I imagine that the frequent argument that Ratzinger had no choice but to join the Hitler Youth must be quite insulting to those that actually did choose not to join.

 

Google "Father Rupert Berger", a man who has said that he is puzzled by the claims that Ratzinger had no choice.

 

http://www.globalpost.com/dispatch/worldview/090209/analysis-the-pope-and-hitler-youth

 

Berger, now 81, was ordained a Catholic priest alongside Joseph Ratzinger and his brother, Georg, in 1951 in the beautiful church in the center of the town where they all grew up together.

But there was something that set their two families apart.

 

Berger's family sympathized with the Catholic resistance to Nazism in the town. Rupert was the same age as Joseph Ratzinger and at 14 years old he refused to join Hitler Youth. His family suffered as a result. He told me in an interview in 2005 that his father was sent to Dachau. He returned after the war and became the mayor.

 

Ratzinger's father was a policeman. The family was never affiliated with the Nazi party. But the Ratzingers chose to go with the vast majority of Germany and acquiesce to the regulations requiring 14 year olds to join Hitler Youth. They wanted to survive and allow their two sons to focus on academics in the seminary. So Ratzinger and his brother joined at 14 and went through with the parades and the salutes to the Fuehrer. Ratzinger also served briefly with a German army anti-aircraft unit just before the end of the war.

:: Data records ::
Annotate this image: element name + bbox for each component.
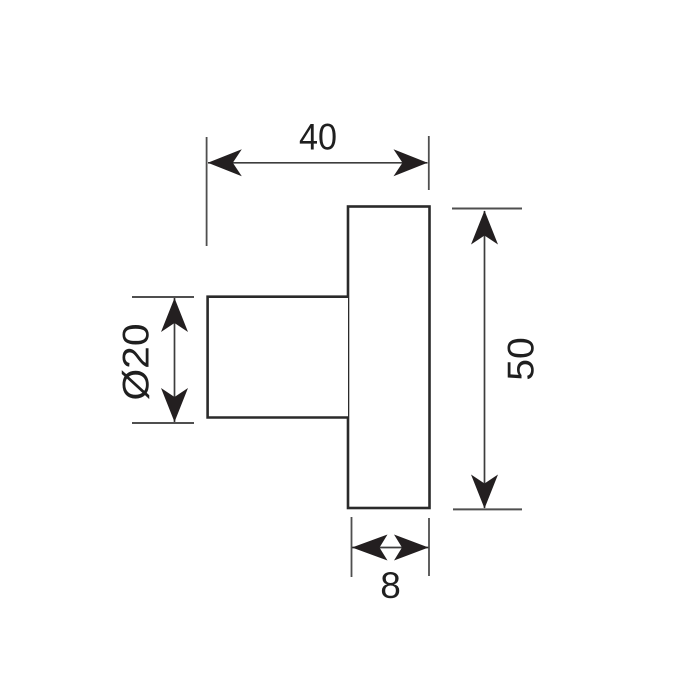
dim O20: bottom arrowhead <box>161 388 188 422</box>
dim 40: right extension line <box>428 136 430 190</box>
dim 50: dimension line <box>484 211 486 508</box>
dim 40: right arrowhead <box>394 149 428 176</box>
dim 50: top extension tick <box>452 208 522 210</box>
dim 50: bottom arrowhead <box>471 475 498 509</box>
dim 8: left extension line <box>351 517 353 577</box>
dim 8: dimension line <box>352 547 429 549</box>
knob stem rectangle <box>208 297 348 418</box>
svg-text:40: 40 <box>299 117 337 158</box>
dim 40: dimension line <box>208 162 428 164</box>
dim O20: bottom extension tick <box>132 422 194 424</box>
dim 8: right extension line <box>428 518 430 576</box>
svg-text:Ø20: Ø20 <box>116 324 157 401</box>
dim O20: dimension line <box>174 298 176 422</box>
dim 40: left arrowhead <box>208 149 242 176</box>
svg-text:8: 8 <box>380 565 401 606</box>
dim O20: top arrowhead <box>161 298 188 332</box>
dim 8: right arrowhead <box>394 535 429 561</box>
svg-text:50: 50 <box>501 337 542 381</box>
knob plate rectangle (side view) <box>348 207 430 509</box>
dim 50: top arrowhead <box>471 211 498 245</box>
dim 50: bottom extension tick <box>453 508 522 510</box>
dim O20: top extension tick <box>132 296 194 298</box>
dim 40: left extension line <box>206 137 208 246</box>
dim 8: left arrowhead <box>352 535 388 561</box>
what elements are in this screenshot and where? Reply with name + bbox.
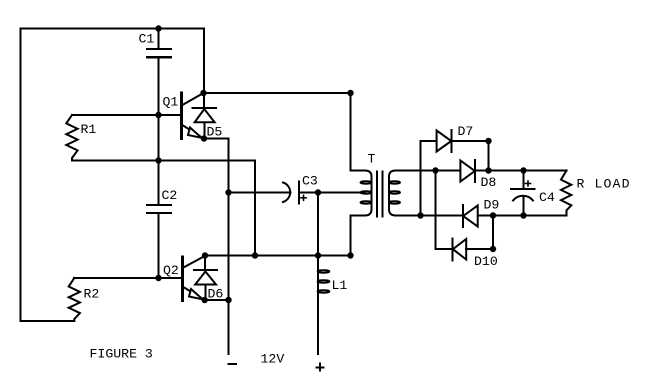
diode D5: [193, 93, 223, 140]
junction dot Q1 emitter: [201, 135, 207, 141]
junction dot Q2 emitter: [202, 297, 208, 303]
svg-text:D9: D9: [484, 198, 500, 213]
wire Q1 emitter to emitter rail: [204, 139, 229, 301]
wire secondary top to output: [400, 170, 567, 172]
svg-text:12V: 12V: [261, 351, 285, 366]
wire Q2 emitter to minus terminal: [205, 299, 229, 301]
wire left rail: [20, 29, 22, 322]
junction dot emitter rail C3 branch: [225, 189, 231, 195]
junction dot primary bottom at rail: [347, 252, 353, 258]
junction dot Q1 collector: [200, 90, 206, 96]
wire D7 anode branch: [421, 141, 437, 216]
capacitor C4: [511, 171, 555, 216]
resistor R2: [69, 278, 100, 321]
svg-text:D10: D10: [474, 254, 498, 269]
capacitor C1: [139, 29, 172, 58]
transformer T secondary winding: [389, 171, 402, 216]
svg-text:R2: R2: [84, 287, 100, 302]
junction dot L1 top: [315, 252, 321, 258]
wire R2 return bottom: [21, 320, 75, 322]
wire D10 cathode branch: [436, 171, 453, 250]
junction dot C3 output: [315, 189, 321, 195]
wire C1 to C2 bus: [158, 57, 160, 205]
capacitor C2: [147, 188, 177, 213]
junction dot D10 anode: [490, 246, 496, 252]
wire C3 junction down to supply rail: [317, 193, 319, 256]
wire top rail: [21, 29, 205, 94]
junction dot Q1 base node: [155, 112, 161, 118]
junction dot D7 cathode corner: [485, 138, 491, 144]
capacitor C3: [283, 174, 318, 204]
junction dot R1 bottom node: [155, 157, 161, 163]
diode D8: [460, 160, 496, 190]
label plus terminal: [316, 364, 323, 371]
wire C2 to Q2 base node: [158, 213, 160, 278]
wire secondary bottom to output: [400, 215, 567, 217]
svg-text:T: T: [368, 152, 376, 167]
junction dot C4 bottom: [520, 212, 526, 218]
transformer T primary winding: [351, 152, 376, 216]
junction dot secondary top D8 branch: [432, 167, 438, 173]
wire C3 to transformer center tap: [318, 192, 365, 194]
resistor R LOAD: [561, 171, 631, 216]
wire D9 to D10 link: [492, 216, 494, 250]
diode D9: [463, 198, 499, 228]
svg-text:D5: D5: [207, 125, 223, 140]
svg-text:Q1: Q1: [163, 95, 179, 110]
svg-text:R1: R1: [81, 122, 97, 137]
label minus terminal: [229, 363, 237, 365]
junction dot primary top feed: [347, 90, 353, 96]
wire emitter rail to C3: [229, 192, 291, 194]
wire primary bottom to supply rail: [350, 216, 352, 256]
resistor R1: [66, 115, 96, 161]
diode D10: [453, 239, 498, 270]
collector rail Q1 to transformer: [204, 92, 351, 94]
svg-text:FIGURE 3: FIGURE 3: [90, 347, 153, 362]
svg-text:D7: D7: [458, 124, 474, 139]
svg-text:C3: C3: [302, 174, 318, 189]
transformer T core: [377, 172, 383, 217]
wire supply rail collector Q2: [205, 255, 351, 257]
svg-text:C1: C1: [139, 32, 155, 47]
junction dot secondary bottom D9 branch: [417, 212, 423, 218]
wire R1 bottom cross-couple: [72, 161, 255, 256]
svg-text:C4: C4: [539, 190, 555, 205]
wire minus terminal: [228, 300, 230, 354]
junction dot C4 top: [520, 167, 526, 173]
wire Q2 base from R2: [74, 277, 183, 279]
svg-text:Q2: Q2: [163, 263, 179, 278]
transistor Q2: [163, 256, 205, 301]
junction dot D9 anode: [490, 212, 496, 218]
inductor L1: [318, 256, 348, 355]
wire R1 top to Q1 base: [72, 114, 182, 116]
svg-text:L1: L1: [332, 278, 348, 293]
wire D7 cathode down to output top: [488, 141, 490, 171]
wire primary top feed: [350, 93, 352, 171]
junction dot emitter rail bottom: [225, 297, 231, 303]
junction dot cross-couple to collector rail: [252, 252, 258, 258]
svg-text:R LOAD: R LOAD: [577, 177, 631, 192]
transistor Q1: [163, 93, 204, 139]
junction dot Q2 base node: [155, 275, 161, 281]
junction dot C1 top: [155, 25, 161, 31]
junction dot D7 to output top: [485, 167, 491, 173]
svg-text:D8: D8: [481, 175, 497, 190]
diode D7: [437, 124, 489, 152]
svg-text:C2: C2: [162, 188, 178, 203]
diode D6: [194, 256, 223, 302]
junction dot Q2 collector: [202, 252, 208, 258]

:: OBJECTIVE A ::
In the passage about Ratzinger and the Hitler Youth, what happened to Rupert Berger's father?
:: OBJECTIVE B ::
Return the lines of the records from the line with "diode D5: [193, 93, 223, 140]" to the line with "svg-text:D5: D5: [207, 125, 223, 140]", both included, reproduced verbatim.
The text and the records have nothing to do with each other.

:: TASK RESPONSE A ::
He was sent to Dachau, then returned after the war and became the mayor.

:: TASK RESPONSE B ::
diode D5: [193, 93, 223, 140]
junction dot Q1 emitter: [201, 135, 207, 141]
junction dot Q2 emitter: [202, 297, 208, 303]
svg-text:D9: D9: [484, 198, 500, 213]
wire Q1 emitter to emitter rail: [204, 139, 229, 301]
wire secondary top to output: [400, 170, 567, 172]
svg-text:12V: 12V: [261, 351, 285, 366]
wire Q2 emitter to minus terminal: [205, 299, 229, 301]
wire left rail: [20, 29, 22, 322]
junction dot emitter rail C3 branch: [225, 189, 231, 195]
junction dot primary bottom at rail: [347, 252, 353, 258]
junction dot Q1 collector: [200, 90, 206, 96]
wire D7 anode branch: [421, 141, 437, 216]
capacitor C4: [511, 171, 555, 216]
resistor R2: [69, 278, 100, 321]
svg-text:D10: D10: [474, 254, 498, 269]
capacitor C1: [139, 29, 172, 58]
transformer T secondary winding: [389, 171, 402, 216]
svg-text:R2: R2: [84, 287, 100, 302]
junction dot L1 top: [315, 252, 321, 258]
wire R2 return bottom: [21, 320, 75, 322]
wire D10 cathode branch: [436, 171, 453, 250]
junction dot C3 output: [315, 189, 321, 195]
wire C1 to C2 bus: [158, 57, 160, 205]
capacitor C2: [147, 188, 177, 213]
junction dot D10 anode: [490, 246, 496, 252]
wire C3 junction down to supply rail: [317, 193, 319, 256]
wire top rail: [21, 29, 205, 94]
junction dot Q1 base node: [155, 112, 161, 118]
junction dot D7 cathode corner: [485, 138, 491, 144]
capacitor C3: [283, 174, 318, 204]
junction dot R1 bottom node: [155, 157, 161, 163]
diode D8: [460, 160, 496, 190]
label plus terminal: [316, 364, 323, 371]
wire C2 to Q2 base node: [158, 213, 160, 278]
wire secondary bottom to output: [400, 215, 567, 217]
svg-text:T: T: [368, 152, 376, 167]
junction dot C4 bottom: [520, 212, 526, 218]
transformer T primary winding: [351, 152, 376, 216]
junction dot secondary top D8 branch: [432, 167, 438, 173]
wire C3 to transformer center tap: [318, 192, 365, 194]
resistor R LOAD: [561, 171, 631, 216]
wire D9 to D10 link: [492, 216, 494, 250]
diode D9: [463, 198, 499, 228]
svg-text:D5: D5: [207, 125, 223, 140]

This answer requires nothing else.